== TASK DESCRIPTION ==
Leave out the pictures and copy each record below exactly.

[Excerpt from a dataset]
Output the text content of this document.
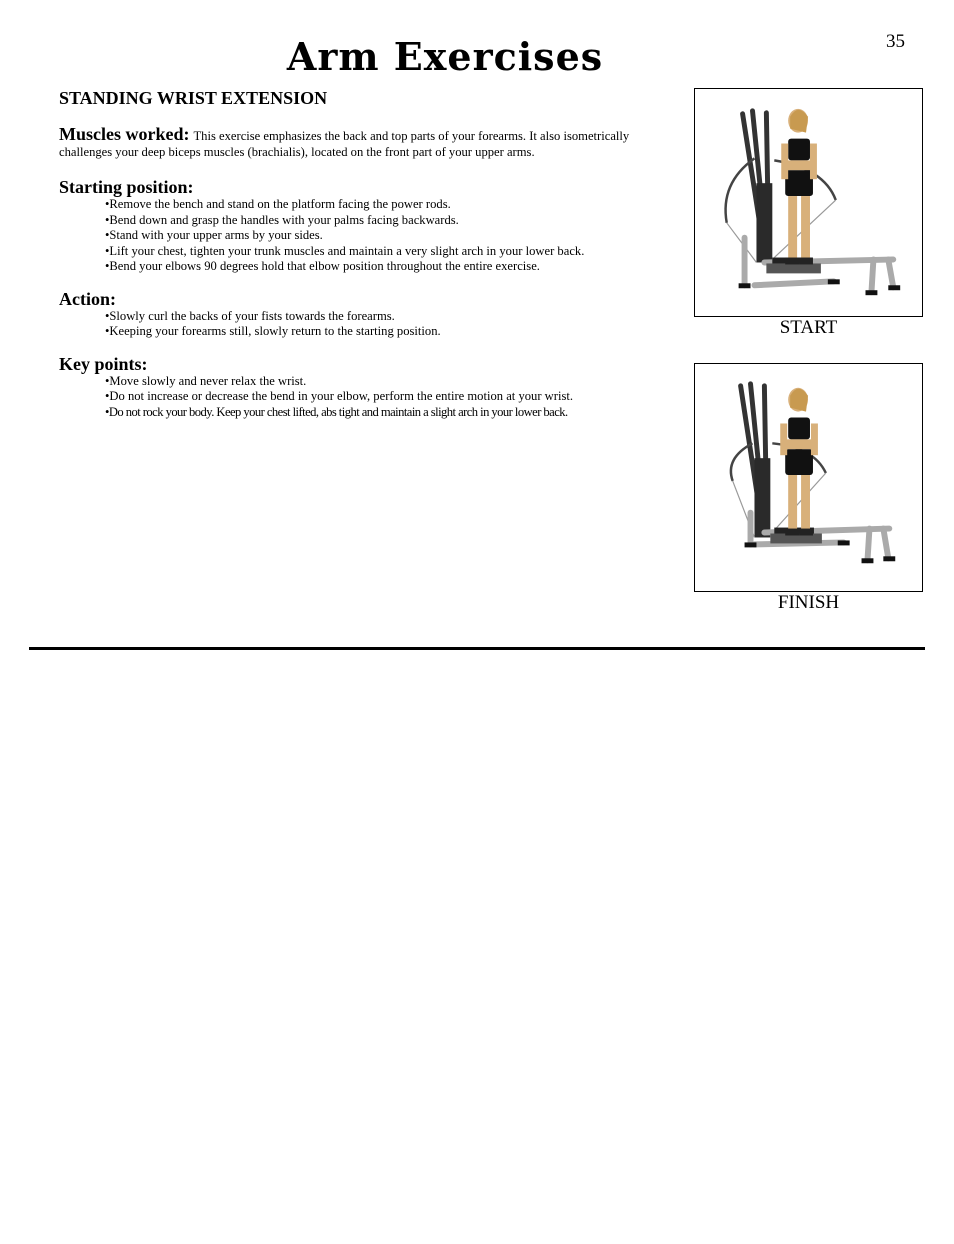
35
Arm Exercises
STANDING WRIST EXTENSION
Muscles worked: This exercise emphasizes the back and top parts of your forearms. It also isometrically challenges your deep biceps muscles (brachialis), located on the front part of your upper arms.
Starting position:
•Remove the bench and stand on the platform facing the power rods.
•Bend down and grasp the handles with your palms facing backwards.
•Stand with your upper arms by your sides.
•Lift your chest, tighten your trunk muscles and maintain a very slight arch in your lower back.
•Bend your elbows 90 degrees hold that elbow position throughout the entire exercise.
Action:
•Slowly curl the backs of your fists towards the forearms.
•Keeping your forearms still, slowly return to the starting position.
Key points:
•Move slowly and never relax the wrist.
•Do not increase or decrease the bend in your elbow, perform the entire motion at your wrist.
•Do not rock your body. Keep your chest lifted, abs tight and maintain a slight arch in your lower back.
START
FINISH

== EXERCISE ANSWER ==
Output the text content of this document.
35
Arm Exercises
STANDING WRIST EXTENSION
Muscles worked: This exercise emphasizes the back and top parts of your forearms. It also isometrically challenges your deep biceps muscles (brachialis), located on the front part of your upper arms.
Starting position:
•Remove the bench and stand on the platform facing the power rods.
•Bend down and grasp the handles with your palms facing backwards.
•Stand with your upper arms by your sides.
•Lift your chest, tighten your trunk muscles and maintain a very slight arch in your lower back.
•Bend your elbows 90 degrees hold that elbow position throughout the entire exercise.
Action:
•Slowly curl the backs of your fists towards the forearms.
•Keeping your forearms still, slowly return to the starting position.
Key points:
•Move slowly and never relax the wrist.
•Do not increase or decrease the bend in your elbow, perform the entire motion at your wrist.
•Do not rock your body. Keep your chest lifted, abs tight and maintain a slight arch in your lower back.
START
FINISH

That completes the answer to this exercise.